GIVEN PROBLEM — Do any lines in the data below contain "Taxa"? If so, copy every one of them.

RECORDS SUPPLIED —
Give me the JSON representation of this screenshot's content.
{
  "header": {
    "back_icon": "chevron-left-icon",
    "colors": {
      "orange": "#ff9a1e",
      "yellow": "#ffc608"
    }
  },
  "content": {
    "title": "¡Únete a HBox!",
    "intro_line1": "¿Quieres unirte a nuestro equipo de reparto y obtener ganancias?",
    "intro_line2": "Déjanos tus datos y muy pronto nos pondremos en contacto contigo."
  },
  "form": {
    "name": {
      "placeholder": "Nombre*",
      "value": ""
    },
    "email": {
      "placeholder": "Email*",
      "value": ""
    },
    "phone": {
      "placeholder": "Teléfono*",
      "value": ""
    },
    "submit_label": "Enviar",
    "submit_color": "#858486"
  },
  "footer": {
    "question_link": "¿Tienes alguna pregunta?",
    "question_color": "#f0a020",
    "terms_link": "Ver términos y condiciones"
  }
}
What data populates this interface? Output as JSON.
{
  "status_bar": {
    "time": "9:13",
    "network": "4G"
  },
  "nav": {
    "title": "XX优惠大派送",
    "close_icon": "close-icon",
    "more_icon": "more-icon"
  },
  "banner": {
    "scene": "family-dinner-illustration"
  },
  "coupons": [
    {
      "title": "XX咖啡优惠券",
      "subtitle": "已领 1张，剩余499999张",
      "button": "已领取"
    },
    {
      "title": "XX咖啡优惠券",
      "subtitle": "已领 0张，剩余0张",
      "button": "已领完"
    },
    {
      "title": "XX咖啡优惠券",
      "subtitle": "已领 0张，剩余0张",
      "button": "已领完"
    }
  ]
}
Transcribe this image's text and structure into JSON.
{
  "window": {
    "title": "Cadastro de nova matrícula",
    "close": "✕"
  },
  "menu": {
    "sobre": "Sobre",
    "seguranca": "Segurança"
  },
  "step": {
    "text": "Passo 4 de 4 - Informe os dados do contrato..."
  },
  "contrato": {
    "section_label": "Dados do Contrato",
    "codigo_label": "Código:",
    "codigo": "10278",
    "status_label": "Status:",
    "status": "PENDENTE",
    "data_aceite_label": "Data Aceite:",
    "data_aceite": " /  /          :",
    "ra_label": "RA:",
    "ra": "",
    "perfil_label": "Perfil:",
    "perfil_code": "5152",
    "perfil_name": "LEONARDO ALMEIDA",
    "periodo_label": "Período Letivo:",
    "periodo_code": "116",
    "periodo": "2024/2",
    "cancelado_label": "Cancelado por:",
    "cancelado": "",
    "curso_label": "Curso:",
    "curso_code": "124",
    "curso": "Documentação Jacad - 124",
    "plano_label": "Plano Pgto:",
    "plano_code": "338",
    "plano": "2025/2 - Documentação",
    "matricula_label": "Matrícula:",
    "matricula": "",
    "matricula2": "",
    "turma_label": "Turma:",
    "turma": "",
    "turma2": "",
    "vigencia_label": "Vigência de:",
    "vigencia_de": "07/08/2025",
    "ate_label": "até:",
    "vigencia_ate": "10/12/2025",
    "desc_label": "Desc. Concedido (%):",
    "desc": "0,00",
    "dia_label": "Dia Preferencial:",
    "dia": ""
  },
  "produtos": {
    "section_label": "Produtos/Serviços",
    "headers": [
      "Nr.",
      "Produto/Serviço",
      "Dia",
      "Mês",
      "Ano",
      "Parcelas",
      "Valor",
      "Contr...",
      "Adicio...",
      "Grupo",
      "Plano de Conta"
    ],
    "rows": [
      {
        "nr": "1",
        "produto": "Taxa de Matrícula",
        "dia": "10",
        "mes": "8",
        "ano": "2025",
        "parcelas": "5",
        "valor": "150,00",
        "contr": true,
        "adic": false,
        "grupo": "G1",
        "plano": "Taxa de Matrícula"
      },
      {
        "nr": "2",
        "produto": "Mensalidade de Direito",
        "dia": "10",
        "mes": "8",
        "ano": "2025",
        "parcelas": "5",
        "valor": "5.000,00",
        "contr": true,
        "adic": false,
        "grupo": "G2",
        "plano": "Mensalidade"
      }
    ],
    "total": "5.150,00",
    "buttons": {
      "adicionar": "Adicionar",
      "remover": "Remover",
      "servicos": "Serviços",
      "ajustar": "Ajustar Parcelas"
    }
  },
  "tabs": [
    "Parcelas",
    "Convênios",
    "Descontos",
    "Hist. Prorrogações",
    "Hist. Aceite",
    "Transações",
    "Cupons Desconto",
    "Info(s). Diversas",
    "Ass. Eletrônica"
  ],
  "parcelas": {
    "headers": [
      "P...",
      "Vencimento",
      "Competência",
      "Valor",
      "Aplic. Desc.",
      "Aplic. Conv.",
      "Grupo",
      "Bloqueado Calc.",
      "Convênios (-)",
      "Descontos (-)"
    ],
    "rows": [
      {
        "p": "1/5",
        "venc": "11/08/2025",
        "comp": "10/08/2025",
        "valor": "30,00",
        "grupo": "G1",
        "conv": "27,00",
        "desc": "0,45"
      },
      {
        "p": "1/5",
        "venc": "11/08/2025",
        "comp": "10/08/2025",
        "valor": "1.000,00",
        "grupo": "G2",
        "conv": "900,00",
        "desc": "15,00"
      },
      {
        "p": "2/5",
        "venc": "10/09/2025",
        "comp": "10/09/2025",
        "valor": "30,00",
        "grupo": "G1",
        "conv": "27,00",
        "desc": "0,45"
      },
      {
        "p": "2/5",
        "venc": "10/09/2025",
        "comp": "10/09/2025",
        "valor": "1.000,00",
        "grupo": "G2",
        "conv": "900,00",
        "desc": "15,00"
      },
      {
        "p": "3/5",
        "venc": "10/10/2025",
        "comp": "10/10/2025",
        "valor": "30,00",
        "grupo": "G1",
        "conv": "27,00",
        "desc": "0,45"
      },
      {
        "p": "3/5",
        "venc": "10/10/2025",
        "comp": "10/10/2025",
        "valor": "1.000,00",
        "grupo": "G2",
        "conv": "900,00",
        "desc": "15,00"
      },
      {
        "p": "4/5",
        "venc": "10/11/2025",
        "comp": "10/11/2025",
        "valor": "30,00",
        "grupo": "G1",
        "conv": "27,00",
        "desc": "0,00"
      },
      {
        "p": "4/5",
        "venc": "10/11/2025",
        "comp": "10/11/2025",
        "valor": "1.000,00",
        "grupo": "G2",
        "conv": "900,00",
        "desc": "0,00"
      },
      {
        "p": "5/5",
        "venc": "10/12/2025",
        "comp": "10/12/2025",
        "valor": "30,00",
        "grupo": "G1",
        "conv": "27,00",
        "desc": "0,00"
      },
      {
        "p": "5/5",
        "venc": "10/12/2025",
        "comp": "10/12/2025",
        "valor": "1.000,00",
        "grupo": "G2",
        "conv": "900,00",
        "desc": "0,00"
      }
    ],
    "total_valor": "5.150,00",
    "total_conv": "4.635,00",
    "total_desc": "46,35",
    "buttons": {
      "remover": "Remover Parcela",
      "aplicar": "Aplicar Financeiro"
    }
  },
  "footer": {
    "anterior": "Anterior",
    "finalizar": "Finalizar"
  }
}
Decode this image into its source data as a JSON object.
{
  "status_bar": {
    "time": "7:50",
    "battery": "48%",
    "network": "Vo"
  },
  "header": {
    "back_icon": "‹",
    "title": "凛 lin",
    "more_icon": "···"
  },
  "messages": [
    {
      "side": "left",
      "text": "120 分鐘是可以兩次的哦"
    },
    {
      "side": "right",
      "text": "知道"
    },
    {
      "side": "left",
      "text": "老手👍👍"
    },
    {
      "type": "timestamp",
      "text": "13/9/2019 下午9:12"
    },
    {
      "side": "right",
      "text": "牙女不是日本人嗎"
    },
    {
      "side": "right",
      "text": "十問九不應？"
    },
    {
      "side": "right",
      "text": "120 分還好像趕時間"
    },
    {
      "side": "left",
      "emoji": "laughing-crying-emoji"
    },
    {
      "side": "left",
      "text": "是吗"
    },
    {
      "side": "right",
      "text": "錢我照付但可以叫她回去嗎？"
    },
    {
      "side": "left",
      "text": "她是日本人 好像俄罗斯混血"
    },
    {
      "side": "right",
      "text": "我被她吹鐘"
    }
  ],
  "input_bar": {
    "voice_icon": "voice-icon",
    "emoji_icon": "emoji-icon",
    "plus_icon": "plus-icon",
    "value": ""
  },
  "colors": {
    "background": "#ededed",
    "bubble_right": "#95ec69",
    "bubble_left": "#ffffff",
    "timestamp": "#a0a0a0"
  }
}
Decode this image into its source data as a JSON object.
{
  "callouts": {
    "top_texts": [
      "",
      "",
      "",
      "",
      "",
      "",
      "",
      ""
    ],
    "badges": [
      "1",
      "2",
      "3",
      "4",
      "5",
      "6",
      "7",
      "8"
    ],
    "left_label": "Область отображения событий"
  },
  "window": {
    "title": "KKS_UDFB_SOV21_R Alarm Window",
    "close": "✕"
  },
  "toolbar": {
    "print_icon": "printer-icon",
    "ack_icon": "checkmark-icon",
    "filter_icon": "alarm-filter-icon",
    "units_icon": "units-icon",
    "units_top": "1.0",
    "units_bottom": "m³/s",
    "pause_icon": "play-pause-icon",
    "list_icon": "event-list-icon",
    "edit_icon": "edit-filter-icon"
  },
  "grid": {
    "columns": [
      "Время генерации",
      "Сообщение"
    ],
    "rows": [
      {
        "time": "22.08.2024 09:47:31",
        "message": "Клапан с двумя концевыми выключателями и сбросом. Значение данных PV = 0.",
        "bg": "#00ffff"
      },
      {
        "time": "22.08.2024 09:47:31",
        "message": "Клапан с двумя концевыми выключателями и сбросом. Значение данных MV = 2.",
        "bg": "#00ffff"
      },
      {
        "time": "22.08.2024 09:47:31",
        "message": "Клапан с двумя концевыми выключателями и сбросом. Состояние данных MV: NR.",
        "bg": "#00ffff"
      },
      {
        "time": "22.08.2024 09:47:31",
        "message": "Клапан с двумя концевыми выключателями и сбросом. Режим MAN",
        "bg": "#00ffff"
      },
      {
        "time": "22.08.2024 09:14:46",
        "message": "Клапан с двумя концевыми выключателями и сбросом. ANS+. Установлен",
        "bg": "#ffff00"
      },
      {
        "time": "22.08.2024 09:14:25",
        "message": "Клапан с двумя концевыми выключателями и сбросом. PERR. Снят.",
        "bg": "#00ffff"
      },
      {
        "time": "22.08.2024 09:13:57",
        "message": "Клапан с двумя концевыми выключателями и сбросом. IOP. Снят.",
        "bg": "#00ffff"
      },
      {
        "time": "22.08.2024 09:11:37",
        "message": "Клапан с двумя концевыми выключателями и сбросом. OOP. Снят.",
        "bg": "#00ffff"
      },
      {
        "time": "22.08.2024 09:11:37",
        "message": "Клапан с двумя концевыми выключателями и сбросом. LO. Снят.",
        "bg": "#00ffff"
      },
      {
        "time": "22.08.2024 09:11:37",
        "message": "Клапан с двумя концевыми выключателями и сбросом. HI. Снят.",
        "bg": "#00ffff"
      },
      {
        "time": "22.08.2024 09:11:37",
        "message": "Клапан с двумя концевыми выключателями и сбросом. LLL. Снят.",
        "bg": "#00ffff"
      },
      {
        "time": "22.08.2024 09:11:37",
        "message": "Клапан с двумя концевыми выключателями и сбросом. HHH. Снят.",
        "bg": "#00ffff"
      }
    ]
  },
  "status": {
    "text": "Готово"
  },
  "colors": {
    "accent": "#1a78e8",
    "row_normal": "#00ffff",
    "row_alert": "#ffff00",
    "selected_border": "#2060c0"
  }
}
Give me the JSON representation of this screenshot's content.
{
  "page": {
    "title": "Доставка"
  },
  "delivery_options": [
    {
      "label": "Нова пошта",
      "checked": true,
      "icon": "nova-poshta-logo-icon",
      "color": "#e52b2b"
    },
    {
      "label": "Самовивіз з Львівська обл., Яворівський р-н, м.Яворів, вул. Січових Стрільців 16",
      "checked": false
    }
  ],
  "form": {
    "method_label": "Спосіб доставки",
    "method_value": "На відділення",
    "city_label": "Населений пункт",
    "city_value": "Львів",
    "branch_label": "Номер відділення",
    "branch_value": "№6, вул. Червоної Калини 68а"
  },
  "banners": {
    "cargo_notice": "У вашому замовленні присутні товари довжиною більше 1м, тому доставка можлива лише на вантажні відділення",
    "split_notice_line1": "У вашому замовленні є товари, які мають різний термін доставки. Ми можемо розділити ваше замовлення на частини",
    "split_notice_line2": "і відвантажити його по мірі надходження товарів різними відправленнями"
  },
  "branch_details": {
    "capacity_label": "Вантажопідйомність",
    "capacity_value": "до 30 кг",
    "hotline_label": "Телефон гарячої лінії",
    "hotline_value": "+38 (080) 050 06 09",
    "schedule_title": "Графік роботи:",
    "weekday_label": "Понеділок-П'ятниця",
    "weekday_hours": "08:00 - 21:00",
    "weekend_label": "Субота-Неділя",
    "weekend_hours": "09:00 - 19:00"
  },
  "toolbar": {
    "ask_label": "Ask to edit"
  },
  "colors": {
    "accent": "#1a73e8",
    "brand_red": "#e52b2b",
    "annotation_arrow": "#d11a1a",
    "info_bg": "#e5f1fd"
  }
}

FULL ANSWER —
        "produto": "Taxa de Matrícula",
        "plano": "Taxa de Matrícula"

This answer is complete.